> **SOURCE TEXT**:
==================================================

Dim future for sports on-air due to remotecasts, sterile voices, cancel-culture, PC and indistinct talent


Yesterday was typical for South Florida, steamy, humid and overbearing. Much of Florida is no paradise in July.
Driving down I-95, my stream of consciousness triggered memories of a comment by Barbara Schaffel that a few of us overheard, circa 1994. She innocuously labeled South Florida uninhabitable. Barbara happened to be the First lady of the Miami Heat during the reign of her husband Lewis Schaffel, the team’s Managing Partner. But Barbara rarely showed up at the old Miami Arena. Lewis, meanwhile, poured his heart into successfully building the new NBA franchise, from scratch.
Barbara’s not alone. Miami is brutal in the summer. Today, an offhanded harmless remark like Barbara’s would make headlines in the rags of national gossip and other polarizing publications. I could just imagine, Wife of Lewis Schaffel calls Miami uninhabitable. Twitter would light up! After Lewis sold his Heat stake in 1995, to Mickey Arison, the couple settled in Connecticut.
So I punched up SiriusXM’s Mad Dog Radio hoping to hear Chris Russo whom I find warm and real. But it was too early for Russo and this fellow Pat McAffey was in middle of hosting a midday show. If I got a dollar for every profane word that he and his cohorts spewed within the first few minutes I heard them, I’d have a year’s worth of tolls. The F word was used with no compunction. Ernie Johnson Jr. spoke angrily of Steve Kerr a couple years when the coach’s emotions got ahead of him and he bellowed an F Bomb in a post game press conference. “Wash your mouth out in soap,” Johnson snapped.

==================================================

> **DATA RECORDS**:
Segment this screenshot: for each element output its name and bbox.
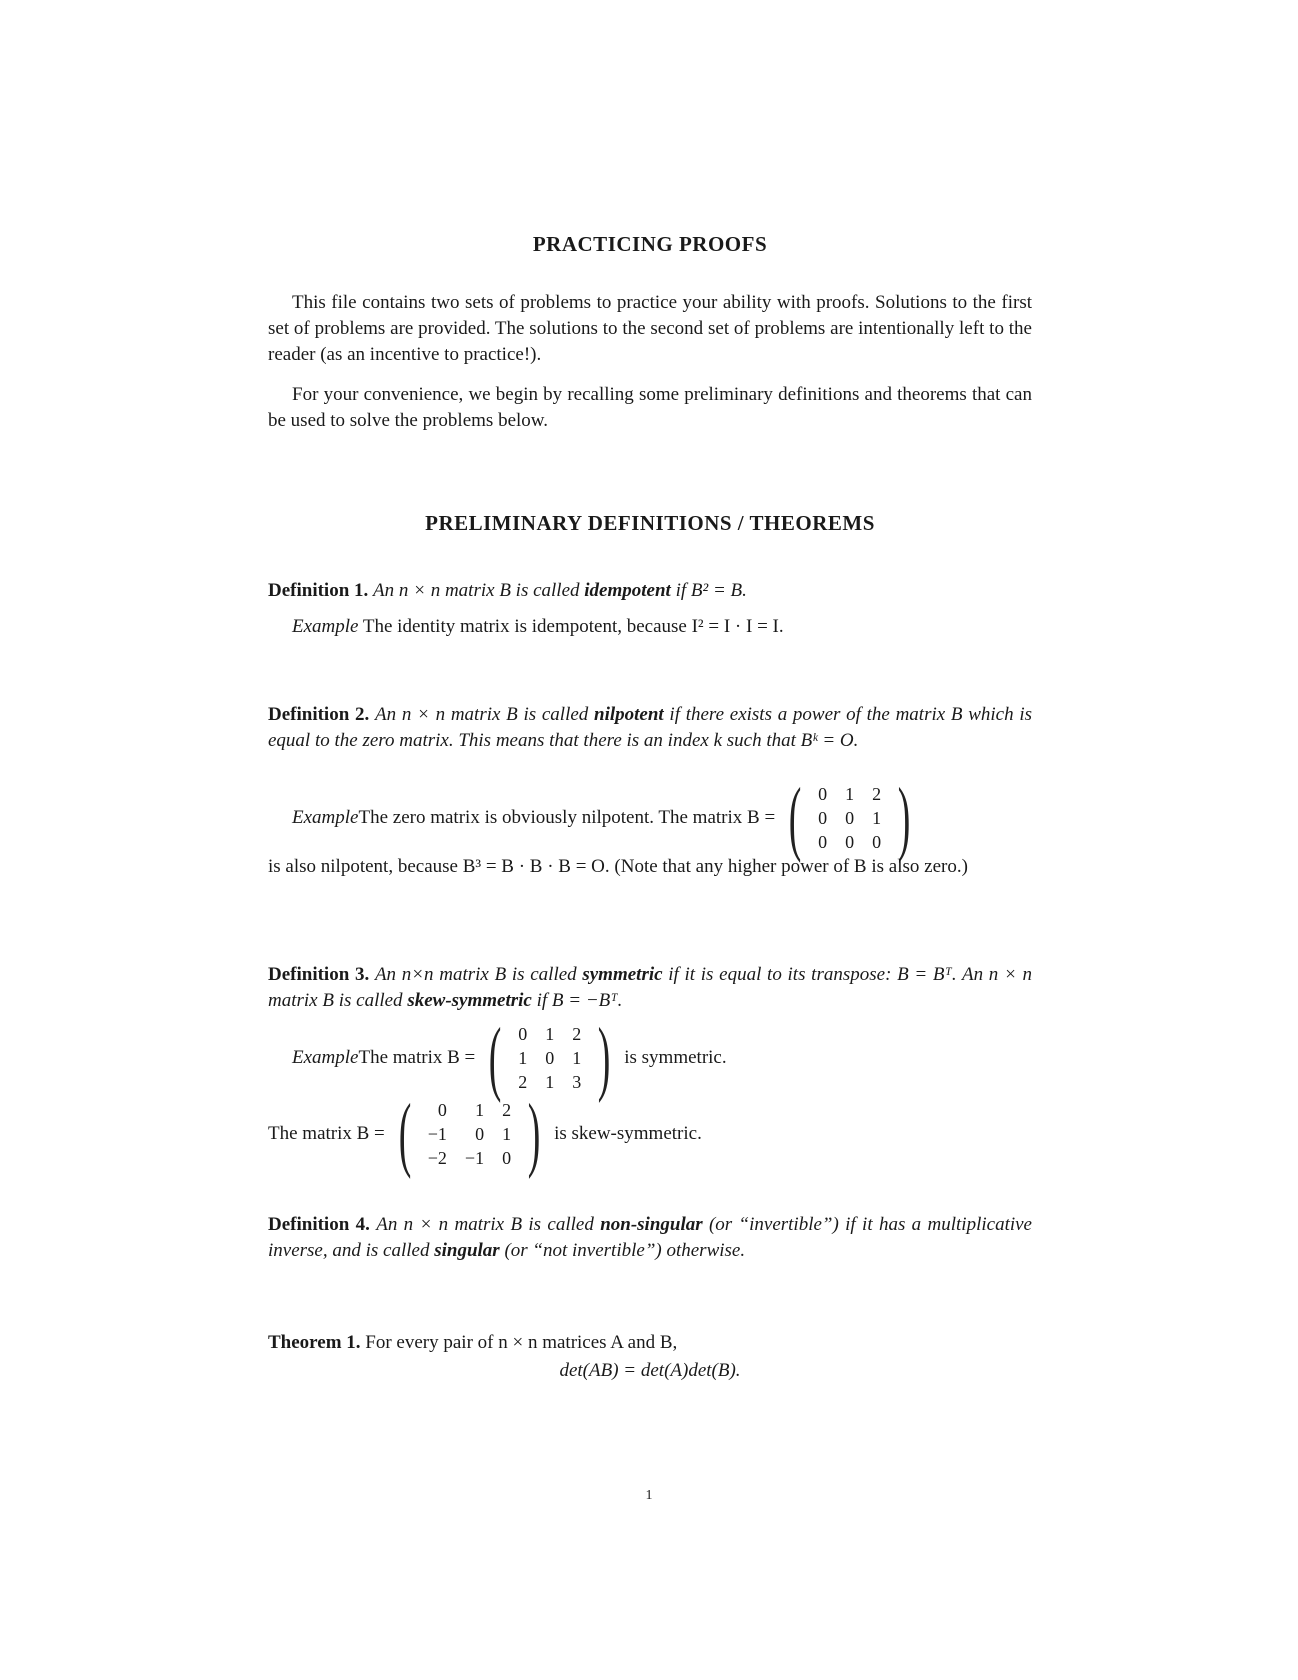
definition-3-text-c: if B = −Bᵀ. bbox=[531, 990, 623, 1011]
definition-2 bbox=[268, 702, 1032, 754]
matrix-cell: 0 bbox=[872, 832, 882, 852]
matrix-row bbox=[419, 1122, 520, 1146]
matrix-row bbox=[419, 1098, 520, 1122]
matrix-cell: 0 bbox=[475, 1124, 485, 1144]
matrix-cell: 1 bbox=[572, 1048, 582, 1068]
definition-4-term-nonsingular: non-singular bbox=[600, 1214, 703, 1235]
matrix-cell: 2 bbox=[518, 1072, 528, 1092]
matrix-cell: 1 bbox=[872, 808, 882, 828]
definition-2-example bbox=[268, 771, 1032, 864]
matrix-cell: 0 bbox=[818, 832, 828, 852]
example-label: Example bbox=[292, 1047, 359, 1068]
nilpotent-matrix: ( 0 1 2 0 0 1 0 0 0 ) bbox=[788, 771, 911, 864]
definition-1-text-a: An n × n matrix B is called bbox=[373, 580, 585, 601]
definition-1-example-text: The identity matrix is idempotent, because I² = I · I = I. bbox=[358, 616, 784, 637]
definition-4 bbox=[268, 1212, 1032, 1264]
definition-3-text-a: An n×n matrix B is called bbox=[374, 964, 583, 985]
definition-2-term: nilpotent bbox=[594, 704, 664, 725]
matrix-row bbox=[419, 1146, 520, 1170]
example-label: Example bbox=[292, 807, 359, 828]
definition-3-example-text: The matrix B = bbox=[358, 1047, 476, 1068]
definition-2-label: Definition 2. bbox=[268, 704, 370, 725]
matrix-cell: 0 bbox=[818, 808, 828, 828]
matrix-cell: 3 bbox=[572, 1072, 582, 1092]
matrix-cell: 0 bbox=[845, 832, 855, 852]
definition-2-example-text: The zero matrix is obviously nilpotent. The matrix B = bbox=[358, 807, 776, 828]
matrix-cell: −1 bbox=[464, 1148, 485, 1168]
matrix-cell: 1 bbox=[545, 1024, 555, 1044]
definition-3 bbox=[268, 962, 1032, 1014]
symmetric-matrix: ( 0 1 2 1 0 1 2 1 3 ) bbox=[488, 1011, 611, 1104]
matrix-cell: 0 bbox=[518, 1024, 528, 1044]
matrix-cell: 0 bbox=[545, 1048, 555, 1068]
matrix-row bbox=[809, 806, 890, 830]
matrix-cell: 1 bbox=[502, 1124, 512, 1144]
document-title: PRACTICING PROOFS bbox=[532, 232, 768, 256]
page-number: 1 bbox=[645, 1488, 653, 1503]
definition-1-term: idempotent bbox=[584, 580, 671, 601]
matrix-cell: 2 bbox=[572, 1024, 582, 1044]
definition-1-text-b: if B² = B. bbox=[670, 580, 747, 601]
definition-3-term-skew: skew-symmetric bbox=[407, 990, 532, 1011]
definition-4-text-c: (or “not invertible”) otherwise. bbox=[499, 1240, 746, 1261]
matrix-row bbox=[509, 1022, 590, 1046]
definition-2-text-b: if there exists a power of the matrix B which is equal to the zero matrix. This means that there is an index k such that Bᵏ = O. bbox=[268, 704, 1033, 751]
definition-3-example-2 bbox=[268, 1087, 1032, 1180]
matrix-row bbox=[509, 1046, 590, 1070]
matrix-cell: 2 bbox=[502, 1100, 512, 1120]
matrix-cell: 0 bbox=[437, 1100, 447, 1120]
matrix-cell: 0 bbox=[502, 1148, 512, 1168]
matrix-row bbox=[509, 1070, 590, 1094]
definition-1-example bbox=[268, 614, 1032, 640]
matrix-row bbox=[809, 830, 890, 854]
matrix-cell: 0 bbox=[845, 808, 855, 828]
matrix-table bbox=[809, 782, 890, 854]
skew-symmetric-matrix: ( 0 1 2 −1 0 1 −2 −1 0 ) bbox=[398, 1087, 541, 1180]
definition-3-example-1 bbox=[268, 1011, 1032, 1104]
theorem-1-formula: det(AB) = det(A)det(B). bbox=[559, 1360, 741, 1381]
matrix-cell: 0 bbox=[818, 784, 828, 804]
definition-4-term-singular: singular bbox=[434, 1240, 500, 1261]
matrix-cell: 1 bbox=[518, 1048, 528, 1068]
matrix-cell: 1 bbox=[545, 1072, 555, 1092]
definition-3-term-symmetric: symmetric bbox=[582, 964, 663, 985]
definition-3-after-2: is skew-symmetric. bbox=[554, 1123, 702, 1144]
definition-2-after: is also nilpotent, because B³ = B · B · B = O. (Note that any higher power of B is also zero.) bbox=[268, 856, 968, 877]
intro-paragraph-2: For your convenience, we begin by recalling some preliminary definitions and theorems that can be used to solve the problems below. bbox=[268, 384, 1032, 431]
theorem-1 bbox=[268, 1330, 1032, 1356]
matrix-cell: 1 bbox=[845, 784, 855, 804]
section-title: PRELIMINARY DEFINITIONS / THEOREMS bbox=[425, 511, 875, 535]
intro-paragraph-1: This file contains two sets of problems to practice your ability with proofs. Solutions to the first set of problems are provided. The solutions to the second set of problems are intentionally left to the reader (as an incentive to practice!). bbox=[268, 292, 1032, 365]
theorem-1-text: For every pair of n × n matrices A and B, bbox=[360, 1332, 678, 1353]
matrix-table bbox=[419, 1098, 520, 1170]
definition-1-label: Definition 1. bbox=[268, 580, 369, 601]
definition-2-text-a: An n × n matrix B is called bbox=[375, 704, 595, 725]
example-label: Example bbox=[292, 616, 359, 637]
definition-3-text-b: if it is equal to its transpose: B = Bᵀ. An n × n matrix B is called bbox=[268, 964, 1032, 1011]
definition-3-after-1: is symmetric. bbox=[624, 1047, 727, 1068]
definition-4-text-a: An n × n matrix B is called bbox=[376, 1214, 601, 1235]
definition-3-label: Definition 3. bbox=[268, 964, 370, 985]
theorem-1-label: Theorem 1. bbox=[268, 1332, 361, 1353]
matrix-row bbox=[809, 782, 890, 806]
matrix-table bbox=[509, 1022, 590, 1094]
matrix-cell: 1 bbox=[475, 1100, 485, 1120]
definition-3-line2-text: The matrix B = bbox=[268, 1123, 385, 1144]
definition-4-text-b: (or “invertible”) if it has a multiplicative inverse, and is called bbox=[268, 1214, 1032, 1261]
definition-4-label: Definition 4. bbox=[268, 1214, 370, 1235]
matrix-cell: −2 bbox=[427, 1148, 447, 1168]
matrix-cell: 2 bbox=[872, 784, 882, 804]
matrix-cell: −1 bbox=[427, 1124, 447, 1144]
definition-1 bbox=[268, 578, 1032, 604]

==================================================

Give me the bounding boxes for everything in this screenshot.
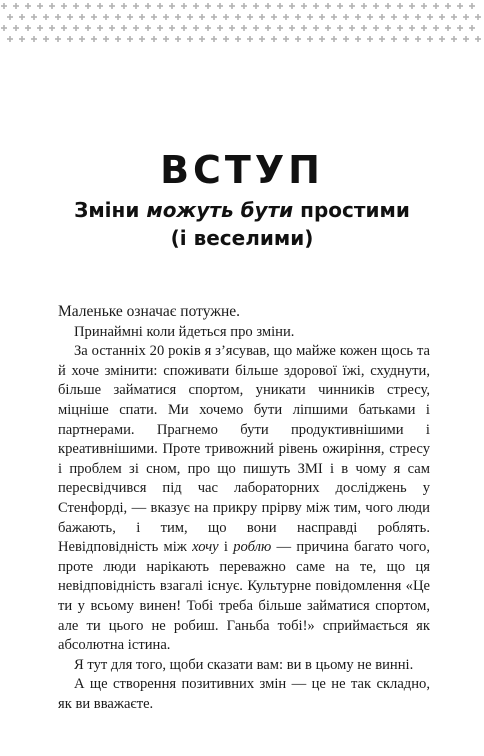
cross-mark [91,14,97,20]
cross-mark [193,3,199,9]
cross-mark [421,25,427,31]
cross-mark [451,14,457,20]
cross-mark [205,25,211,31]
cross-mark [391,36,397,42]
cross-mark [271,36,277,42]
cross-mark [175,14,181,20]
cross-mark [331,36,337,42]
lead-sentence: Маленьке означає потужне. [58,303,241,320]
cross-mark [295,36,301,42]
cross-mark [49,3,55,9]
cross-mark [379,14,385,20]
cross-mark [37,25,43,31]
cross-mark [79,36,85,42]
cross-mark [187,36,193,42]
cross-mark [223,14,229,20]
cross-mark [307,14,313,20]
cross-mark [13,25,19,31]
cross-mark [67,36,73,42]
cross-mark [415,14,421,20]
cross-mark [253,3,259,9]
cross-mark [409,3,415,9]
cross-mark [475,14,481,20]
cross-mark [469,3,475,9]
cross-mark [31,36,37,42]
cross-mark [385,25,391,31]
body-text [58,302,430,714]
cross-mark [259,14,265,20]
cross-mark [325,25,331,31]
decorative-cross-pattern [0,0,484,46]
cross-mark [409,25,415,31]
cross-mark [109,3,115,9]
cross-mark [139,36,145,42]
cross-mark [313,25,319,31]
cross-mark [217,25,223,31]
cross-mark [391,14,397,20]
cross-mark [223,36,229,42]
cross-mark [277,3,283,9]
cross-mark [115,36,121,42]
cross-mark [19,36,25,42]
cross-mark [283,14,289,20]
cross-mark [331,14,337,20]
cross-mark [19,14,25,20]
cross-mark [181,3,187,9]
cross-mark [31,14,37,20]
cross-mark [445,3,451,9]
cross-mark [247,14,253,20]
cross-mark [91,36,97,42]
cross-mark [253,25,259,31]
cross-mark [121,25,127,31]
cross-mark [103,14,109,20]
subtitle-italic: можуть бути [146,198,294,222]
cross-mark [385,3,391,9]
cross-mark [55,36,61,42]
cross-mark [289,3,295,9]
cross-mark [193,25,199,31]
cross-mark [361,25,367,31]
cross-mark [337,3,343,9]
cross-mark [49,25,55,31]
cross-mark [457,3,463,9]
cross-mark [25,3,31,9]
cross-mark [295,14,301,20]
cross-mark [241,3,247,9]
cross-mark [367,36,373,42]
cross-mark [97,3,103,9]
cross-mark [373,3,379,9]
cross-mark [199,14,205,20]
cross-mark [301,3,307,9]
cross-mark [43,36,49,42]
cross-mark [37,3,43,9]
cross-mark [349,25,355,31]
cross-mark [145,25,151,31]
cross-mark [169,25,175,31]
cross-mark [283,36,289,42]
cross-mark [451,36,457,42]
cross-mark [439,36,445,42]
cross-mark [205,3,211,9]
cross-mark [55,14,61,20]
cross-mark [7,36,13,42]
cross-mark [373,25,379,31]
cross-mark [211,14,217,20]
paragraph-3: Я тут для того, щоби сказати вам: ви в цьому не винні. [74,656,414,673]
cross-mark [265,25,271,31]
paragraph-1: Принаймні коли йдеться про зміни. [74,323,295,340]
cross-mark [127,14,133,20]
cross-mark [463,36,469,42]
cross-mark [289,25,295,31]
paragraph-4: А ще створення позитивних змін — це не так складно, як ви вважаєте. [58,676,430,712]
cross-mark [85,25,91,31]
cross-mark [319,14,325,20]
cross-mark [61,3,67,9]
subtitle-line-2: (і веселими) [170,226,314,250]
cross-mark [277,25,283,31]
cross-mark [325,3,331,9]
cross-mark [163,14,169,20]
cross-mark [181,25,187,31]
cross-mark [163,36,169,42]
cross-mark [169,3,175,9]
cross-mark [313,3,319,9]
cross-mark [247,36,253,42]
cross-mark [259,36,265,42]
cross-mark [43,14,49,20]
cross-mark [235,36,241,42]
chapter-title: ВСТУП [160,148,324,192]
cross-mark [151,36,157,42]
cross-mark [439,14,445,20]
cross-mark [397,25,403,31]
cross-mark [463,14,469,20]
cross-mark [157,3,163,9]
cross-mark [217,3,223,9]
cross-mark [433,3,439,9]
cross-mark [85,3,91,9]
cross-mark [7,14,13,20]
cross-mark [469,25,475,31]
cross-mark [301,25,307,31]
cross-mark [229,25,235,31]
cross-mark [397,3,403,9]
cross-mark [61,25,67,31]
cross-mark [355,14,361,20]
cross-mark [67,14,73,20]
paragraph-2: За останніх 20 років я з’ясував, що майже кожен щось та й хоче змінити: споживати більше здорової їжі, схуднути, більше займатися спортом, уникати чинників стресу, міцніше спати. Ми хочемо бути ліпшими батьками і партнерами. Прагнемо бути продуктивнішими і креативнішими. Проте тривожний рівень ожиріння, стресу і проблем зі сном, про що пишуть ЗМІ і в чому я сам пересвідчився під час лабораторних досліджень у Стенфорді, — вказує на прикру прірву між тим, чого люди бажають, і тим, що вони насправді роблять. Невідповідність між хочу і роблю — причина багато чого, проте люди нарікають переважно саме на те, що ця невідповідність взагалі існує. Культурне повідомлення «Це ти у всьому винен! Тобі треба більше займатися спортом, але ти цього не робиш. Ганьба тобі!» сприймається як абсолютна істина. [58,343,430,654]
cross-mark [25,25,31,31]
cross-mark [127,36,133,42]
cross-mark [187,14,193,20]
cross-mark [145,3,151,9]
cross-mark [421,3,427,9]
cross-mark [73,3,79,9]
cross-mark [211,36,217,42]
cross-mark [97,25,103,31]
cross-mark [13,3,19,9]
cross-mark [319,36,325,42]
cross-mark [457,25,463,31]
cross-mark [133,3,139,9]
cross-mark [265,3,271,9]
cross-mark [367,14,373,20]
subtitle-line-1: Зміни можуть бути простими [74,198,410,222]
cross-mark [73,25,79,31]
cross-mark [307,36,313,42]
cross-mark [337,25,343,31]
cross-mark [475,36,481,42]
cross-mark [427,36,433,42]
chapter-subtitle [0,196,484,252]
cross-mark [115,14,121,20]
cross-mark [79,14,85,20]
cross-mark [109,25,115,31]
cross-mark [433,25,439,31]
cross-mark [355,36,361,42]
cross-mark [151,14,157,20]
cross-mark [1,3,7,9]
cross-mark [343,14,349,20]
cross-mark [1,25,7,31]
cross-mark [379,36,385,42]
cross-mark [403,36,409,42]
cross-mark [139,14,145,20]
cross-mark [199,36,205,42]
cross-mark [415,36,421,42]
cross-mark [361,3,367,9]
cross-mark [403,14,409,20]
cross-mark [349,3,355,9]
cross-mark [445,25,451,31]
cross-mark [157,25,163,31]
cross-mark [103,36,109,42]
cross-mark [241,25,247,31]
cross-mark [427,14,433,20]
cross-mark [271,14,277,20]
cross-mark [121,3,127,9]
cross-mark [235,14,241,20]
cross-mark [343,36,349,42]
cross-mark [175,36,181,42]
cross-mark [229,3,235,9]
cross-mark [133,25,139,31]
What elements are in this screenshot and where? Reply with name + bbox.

==================================================

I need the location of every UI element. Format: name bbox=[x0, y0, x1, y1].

==================================================

> **EXERCISE GOAL**:
Reproduce the passage of the column on sports broadcasting from "Dim future for" to "paradise in July.", word for word.

> **RESULT OF THIS EXERCISE**:
Dim future for sports on-air due to remotecasts, sterile voices, cancel-culture, PC and indistinct talent


Yesterday was typical for South Florida, steamy, humid and overbearing. Much of Florida is no paradise in July.